- **Required action 1**
Rewrite the passage of the article on Jeffrey Gundlach and gold from "DoubleLine Capital CEO pointed" to "anticipating, Gundlach added.", putting "accommodative" in place of "dovish".
- **Required action 2**
In the article on Jeffrey Gundlach and gold, roughly what price does the 200-day moving average stand at?
Selected text Block Start
This is what Jeffrey Gundlach is watching in the gold price
(Kitco News) Billionaire "Bond King" Jeffrey Gundlach said gold had performed well this year, and now it needs to cross the 200-day moving average on a weekly basis to send a much more bullish signal.
"Gold [has] done pretty well this year. We were looking at it in dollar terms, and the dollar is still up pretty substantially this year, although it is off its highs. But gold appears to be stabilizing around its 200-day moving average," DoubleLine Capital CEO Gundlach said during a webcast that aired last week.
Gold crossed the 200-day moving average Tuesday, but for it to really make a difference, the precious metal needs to have a weekly close above that level, according to Gundlach. The 200-day moving average is around $1,821 an ounce. And on Tuesday, February Comex gold futures were last trading at $1,823.10, up 1.72% on the day.
"Moving above the 200-day moving average would be pretty interesting. We would want to see a weekly close, not just a day," Gundlach said.
DoubleLine Capital CEO pointed to gold's predictive behavior when explaining why gold is starting to move up. "Maybe this is predictive, looking forward to a weaker dollar … Dollar has peaked out," he said.
Also, Gundlach reminded investors that due to dollar strength, gold is up in many other currencies. "When you think of gold in dollar terms going sideways, it is going up in a lot of other currencies," he noted.
And in 2023, the Federal Reserve could end up being more dovish than other central banks, which is what the dollar traders could already be anticipating, Gundlach added.
Selected text Block End
Dataset records Block Start
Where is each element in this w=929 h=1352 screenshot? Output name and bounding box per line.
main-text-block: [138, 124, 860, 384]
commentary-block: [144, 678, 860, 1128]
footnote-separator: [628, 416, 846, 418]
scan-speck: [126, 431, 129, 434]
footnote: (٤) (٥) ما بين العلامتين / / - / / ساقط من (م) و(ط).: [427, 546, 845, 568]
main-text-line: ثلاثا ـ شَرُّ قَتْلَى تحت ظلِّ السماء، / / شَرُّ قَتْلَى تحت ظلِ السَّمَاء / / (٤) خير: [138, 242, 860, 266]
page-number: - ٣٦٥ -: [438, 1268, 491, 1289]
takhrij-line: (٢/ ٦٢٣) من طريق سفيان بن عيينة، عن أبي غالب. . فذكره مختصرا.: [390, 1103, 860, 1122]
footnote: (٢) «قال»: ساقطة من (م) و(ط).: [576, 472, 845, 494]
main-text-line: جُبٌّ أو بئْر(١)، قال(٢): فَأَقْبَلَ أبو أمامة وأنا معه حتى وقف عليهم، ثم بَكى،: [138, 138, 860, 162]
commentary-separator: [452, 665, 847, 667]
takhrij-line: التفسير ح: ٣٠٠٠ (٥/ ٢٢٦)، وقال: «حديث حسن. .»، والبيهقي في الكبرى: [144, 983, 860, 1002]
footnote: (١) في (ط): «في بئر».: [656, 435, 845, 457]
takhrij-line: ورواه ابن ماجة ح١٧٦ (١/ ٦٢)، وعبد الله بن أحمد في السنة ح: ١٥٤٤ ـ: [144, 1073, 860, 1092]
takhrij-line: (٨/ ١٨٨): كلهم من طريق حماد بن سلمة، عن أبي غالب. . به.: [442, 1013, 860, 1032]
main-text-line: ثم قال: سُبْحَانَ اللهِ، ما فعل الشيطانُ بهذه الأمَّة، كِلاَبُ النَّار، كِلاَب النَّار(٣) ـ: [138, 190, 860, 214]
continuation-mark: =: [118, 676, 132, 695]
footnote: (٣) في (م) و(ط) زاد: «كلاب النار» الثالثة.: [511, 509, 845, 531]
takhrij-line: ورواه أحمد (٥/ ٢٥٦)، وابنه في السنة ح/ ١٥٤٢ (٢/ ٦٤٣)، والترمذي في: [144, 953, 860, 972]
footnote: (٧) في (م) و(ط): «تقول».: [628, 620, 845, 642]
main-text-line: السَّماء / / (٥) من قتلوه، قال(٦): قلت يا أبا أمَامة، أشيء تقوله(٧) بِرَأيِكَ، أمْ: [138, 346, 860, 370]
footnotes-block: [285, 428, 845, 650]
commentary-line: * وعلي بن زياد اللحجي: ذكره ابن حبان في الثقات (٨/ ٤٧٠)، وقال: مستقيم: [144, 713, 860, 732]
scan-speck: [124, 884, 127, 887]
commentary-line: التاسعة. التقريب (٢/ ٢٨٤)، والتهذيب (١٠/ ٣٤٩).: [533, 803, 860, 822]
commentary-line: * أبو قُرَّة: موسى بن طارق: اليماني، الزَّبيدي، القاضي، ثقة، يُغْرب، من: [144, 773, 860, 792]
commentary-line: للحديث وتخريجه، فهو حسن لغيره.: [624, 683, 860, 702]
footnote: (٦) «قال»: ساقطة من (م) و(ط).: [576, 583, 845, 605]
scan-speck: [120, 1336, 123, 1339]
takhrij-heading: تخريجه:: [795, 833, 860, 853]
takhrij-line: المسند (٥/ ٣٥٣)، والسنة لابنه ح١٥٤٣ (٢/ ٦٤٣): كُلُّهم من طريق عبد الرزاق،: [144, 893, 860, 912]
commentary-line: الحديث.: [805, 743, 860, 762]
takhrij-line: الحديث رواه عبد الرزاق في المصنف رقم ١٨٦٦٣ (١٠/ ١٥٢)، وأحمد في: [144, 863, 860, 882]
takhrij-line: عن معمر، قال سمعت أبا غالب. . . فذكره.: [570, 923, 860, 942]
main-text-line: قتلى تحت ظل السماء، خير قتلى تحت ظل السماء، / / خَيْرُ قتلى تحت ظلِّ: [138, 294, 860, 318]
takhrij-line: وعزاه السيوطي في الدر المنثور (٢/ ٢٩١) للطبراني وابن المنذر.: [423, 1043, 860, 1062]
Dataset records Block End
- **Answer 1**
DoubleLine Capital CEO pointed to gold's predictive behavior when explaining why gold is starting to move up. "Maybe this is predictive, looking forward to a weaker dollar … Dollar has peaked out," he said.
Also, Gundlach reminded investors that due to dollar strength, gold is up in many other currencies. "When you think of gold in dollar terms going sideways, it is going up in a lot of other currencies," he noted.
And in 2023, the Federal Reserve could end up being more accommodative than other central banks, which is what the dollar traders could already be anticipating, Gundlach added.

- **Answer 2**
Around $1,821 an ounce.